-- START OF PROVIDED INFORMATION --
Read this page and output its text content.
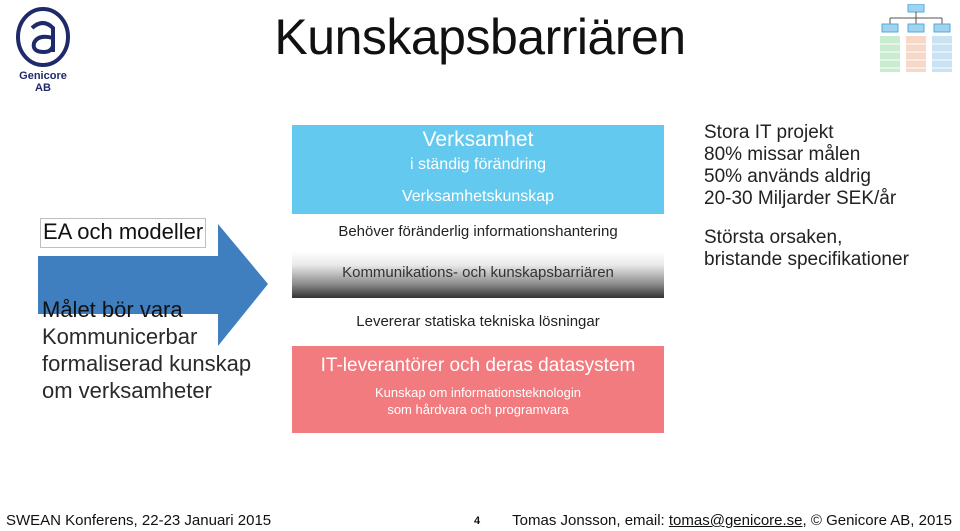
Genicore AB
Kunskapsbarriären
EA och modeller
Målet bör vara
Kommunicerbar
formaliserad kunskap
om verksamheter
Verksamhet
i ständig förändring
Verksamhetskunskap
Behöver föränderlig informationshantering
Kommunikations- och kunskapsbarriären
Levererar statiska tekniska lösningar
IT-leverantörer och deras datasystem
Kunskap om informationsteknologin
som hårdvara och programvara
Stora IT projekt
80% missar målen
50% används aldrig
20-30 Miljarder SEK/år
Största orsaken,
bristande specifikationer
SWEAN Konferens, 22-23 Januari 2015	4 Tomas Jonsson, email: tomas@genicore.se, © Genicore AB, 2015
-- END OF PROVIDED INFORMATION --
* **WHAT TO WORK ON**
Using the material above, set down every line exactly, but skip the pictures.

* **SOLUTION TO THE EXERCISE**
Read this page and output its text content.
Genicore AB
Kunskapsbarriären
EA och modeller
Målet bör vara
Kommunicerbar
formaliserad kunskap
om verksamheter
Verksamhet
i ständig förändring
Verksamhetskunskap
Behöver föränderlig informationshantering
Kommunikations- och kunskapsbarriären
Levererar statiska tekniska lösningar
IT-leverantörer och deras datasystem
Kunskap om informationsteknologin
som hårdvara och programvara
Stora IT projekt
80% missar målen
50% används aldrig
20-30 Miljarder SEK/år
Största orsaken,
bristande specifikationer
SWEAN Konferens, 22-23 Januari 2015	4 Tomas Jonsson, email: tomas@genicore.se, © Genicore AB, 2015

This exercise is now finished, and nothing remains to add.